• _Stated exercise_: Pick out every line of the entries below where "Clause" occurs, and copy those lines.

• _Data supplied_:
···

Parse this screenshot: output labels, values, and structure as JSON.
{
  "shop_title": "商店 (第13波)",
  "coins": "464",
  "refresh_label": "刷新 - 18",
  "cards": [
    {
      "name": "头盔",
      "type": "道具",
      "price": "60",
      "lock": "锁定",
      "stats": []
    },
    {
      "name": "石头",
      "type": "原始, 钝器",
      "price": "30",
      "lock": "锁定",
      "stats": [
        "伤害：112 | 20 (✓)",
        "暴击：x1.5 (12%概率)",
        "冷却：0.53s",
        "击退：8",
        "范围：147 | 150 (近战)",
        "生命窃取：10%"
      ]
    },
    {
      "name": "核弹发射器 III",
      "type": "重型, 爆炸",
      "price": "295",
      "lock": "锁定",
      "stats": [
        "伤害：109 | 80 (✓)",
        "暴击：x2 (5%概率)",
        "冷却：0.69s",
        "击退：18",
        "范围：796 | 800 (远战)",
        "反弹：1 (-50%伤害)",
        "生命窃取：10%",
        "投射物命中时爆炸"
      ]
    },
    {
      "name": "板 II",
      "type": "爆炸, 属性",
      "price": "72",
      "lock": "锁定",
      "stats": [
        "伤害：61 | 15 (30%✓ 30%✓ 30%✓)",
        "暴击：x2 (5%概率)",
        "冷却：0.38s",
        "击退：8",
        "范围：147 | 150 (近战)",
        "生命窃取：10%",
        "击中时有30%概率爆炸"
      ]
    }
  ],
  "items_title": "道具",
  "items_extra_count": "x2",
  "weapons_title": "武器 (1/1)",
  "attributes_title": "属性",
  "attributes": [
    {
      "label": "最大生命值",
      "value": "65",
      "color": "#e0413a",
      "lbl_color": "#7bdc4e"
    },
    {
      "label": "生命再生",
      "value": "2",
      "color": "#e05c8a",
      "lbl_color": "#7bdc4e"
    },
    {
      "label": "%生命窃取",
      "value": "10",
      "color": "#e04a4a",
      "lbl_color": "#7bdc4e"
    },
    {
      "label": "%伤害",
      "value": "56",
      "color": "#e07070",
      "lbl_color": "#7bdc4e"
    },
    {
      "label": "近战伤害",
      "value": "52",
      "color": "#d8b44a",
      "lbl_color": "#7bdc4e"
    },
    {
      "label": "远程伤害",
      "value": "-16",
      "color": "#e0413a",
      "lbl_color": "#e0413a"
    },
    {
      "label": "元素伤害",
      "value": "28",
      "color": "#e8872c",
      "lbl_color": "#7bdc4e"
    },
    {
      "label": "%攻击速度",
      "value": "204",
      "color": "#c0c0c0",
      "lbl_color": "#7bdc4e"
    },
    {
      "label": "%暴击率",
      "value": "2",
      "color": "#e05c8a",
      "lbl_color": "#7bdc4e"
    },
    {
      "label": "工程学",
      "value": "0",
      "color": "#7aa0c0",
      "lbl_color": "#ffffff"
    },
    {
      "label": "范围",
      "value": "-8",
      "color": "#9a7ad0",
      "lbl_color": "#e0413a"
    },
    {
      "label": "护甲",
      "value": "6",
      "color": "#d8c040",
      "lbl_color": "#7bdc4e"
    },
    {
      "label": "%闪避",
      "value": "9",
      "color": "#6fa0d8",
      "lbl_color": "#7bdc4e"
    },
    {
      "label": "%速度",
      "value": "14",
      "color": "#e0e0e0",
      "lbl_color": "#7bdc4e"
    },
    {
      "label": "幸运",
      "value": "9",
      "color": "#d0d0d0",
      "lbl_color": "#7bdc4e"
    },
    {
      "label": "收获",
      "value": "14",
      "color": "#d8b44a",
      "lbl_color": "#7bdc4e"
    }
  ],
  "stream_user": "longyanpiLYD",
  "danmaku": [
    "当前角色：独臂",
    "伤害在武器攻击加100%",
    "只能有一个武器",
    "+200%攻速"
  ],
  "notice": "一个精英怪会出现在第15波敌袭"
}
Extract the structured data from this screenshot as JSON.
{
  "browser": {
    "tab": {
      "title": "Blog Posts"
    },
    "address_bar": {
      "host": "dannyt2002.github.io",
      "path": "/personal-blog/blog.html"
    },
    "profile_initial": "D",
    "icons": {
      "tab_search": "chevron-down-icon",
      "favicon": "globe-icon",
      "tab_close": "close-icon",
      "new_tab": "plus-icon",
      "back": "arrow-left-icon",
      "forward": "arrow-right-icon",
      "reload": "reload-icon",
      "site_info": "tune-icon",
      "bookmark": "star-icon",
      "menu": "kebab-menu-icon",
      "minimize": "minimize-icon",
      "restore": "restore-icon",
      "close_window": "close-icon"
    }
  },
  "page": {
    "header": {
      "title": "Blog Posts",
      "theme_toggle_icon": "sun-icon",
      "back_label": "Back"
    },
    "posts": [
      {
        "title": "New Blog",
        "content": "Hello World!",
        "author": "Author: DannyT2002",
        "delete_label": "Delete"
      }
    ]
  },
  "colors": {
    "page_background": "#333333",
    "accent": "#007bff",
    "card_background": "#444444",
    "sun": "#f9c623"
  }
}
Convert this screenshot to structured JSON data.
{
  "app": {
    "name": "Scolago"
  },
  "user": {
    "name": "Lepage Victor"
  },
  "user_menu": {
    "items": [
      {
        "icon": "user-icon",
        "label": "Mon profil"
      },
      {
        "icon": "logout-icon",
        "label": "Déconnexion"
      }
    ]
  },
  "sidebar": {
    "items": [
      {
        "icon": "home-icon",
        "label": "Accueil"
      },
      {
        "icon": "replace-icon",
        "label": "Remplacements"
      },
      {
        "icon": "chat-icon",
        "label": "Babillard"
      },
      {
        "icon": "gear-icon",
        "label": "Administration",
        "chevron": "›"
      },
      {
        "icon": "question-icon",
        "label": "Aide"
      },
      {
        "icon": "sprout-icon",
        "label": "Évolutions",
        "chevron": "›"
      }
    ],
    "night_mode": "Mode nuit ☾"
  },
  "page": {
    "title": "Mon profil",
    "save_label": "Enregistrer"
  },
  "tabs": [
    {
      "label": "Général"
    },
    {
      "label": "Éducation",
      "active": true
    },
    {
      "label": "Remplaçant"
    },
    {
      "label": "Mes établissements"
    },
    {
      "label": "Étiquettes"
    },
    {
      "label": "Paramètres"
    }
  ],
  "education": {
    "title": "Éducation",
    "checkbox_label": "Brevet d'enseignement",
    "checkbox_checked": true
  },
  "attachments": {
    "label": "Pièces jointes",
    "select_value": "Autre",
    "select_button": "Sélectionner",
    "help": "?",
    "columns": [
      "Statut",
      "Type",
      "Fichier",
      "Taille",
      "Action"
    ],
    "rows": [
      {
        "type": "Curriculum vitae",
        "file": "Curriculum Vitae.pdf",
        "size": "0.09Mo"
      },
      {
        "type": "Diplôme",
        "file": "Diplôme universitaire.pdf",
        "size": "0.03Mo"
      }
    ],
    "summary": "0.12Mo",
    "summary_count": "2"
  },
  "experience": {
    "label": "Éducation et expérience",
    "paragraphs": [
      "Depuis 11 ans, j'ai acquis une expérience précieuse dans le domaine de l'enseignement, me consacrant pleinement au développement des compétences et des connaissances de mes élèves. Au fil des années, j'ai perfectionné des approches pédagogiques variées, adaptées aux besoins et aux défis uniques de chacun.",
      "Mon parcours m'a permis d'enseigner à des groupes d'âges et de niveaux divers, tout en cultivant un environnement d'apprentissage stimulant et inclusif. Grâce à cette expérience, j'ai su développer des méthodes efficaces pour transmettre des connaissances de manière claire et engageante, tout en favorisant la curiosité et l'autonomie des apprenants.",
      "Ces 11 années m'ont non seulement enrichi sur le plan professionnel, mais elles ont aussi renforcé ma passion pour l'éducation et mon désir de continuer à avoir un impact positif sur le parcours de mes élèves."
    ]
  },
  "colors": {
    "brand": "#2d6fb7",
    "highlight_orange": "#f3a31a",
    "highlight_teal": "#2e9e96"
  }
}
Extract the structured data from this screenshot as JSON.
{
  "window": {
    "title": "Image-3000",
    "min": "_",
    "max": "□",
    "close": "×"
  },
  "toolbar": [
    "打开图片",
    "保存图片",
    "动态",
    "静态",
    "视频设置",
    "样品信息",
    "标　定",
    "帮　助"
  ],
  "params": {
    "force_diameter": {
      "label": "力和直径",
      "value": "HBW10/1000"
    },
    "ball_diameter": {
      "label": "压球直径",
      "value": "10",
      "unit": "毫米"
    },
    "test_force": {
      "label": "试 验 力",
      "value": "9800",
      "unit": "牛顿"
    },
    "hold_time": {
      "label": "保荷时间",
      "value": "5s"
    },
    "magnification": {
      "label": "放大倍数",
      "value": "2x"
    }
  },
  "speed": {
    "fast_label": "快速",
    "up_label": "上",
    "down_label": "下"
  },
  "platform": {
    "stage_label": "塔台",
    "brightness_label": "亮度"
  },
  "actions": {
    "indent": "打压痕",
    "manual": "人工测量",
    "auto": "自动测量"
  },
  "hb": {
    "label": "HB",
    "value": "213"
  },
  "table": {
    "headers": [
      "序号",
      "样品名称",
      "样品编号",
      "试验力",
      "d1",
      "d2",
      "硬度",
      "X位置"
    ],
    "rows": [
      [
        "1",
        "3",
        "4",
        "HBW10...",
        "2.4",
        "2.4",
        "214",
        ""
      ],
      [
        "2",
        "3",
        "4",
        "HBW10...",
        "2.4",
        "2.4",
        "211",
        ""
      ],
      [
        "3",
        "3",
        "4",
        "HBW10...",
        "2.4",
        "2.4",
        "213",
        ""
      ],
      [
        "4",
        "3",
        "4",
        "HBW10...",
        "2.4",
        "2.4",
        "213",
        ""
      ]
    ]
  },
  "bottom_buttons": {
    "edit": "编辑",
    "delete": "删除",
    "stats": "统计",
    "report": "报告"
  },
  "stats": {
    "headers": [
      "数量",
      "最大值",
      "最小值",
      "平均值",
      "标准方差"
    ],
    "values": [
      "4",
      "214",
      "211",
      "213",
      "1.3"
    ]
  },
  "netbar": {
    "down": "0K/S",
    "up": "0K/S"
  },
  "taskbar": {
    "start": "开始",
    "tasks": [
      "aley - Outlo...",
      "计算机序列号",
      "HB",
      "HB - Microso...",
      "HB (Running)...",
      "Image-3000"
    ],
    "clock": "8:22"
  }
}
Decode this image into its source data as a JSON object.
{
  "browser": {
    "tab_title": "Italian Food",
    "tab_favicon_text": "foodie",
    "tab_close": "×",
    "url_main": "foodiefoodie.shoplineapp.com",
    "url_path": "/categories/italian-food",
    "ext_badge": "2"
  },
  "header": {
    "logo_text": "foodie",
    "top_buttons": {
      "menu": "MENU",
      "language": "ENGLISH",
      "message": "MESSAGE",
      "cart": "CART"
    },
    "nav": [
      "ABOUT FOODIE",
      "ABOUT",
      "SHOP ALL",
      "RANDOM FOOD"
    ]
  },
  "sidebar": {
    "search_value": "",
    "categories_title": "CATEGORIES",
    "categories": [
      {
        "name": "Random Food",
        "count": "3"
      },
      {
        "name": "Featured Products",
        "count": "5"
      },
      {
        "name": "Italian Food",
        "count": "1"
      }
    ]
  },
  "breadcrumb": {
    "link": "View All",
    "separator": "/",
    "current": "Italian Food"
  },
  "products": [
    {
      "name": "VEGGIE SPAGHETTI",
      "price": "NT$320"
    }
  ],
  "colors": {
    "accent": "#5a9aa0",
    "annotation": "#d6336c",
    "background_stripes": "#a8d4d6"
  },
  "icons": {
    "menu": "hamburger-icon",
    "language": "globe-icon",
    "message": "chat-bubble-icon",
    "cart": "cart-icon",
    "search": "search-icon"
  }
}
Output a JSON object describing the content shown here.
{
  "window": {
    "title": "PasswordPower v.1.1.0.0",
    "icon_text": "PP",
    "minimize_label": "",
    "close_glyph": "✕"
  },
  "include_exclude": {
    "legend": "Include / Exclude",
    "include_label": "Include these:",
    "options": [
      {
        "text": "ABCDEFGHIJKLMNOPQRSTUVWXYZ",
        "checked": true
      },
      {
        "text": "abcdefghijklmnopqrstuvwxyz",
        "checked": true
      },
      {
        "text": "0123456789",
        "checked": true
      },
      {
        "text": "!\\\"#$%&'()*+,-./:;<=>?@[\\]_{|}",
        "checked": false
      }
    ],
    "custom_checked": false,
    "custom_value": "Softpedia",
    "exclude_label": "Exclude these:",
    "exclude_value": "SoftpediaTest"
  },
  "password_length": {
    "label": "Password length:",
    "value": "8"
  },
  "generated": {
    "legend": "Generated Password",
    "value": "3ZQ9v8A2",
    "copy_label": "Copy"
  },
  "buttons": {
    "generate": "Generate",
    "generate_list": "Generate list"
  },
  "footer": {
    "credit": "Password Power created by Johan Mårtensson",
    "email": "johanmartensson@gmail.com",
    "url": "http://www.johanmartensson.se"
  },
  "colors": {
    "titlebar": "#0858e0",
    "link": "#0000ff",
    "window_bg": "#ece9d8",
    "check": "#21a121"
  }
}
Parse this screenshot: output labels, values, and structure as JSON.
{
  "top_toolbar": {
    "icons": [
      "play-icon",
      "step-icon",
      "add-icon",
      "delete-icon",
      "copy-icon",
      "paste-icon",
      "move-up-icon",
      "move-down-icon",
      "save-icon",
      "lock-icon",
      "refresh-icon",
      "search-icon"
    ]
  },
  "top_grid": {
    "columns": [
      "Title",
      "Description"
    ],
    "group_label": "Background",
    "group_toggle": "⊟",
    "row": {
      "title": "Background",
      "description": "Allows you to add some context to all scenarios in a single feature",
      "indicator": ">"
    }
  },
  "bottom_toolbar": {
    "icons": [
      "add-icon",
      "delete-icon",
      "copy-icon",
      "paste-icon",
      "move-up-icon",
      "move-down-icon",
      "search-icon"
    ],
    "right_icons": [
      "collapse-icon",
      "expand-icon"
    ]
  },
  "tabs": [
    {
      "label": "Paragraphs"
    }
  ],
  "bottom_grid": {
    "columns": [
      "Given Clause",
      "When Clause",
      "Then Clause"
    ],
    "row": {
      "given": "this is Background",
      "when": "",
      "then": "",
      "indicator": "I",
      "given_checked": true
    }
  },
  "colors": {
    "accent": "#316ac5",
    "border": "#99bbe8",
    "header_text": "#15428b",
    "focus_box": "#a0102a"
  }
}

···

• _Result of this exercise_:
      "Given Clause",
      "When Clause",
      "Then Clause"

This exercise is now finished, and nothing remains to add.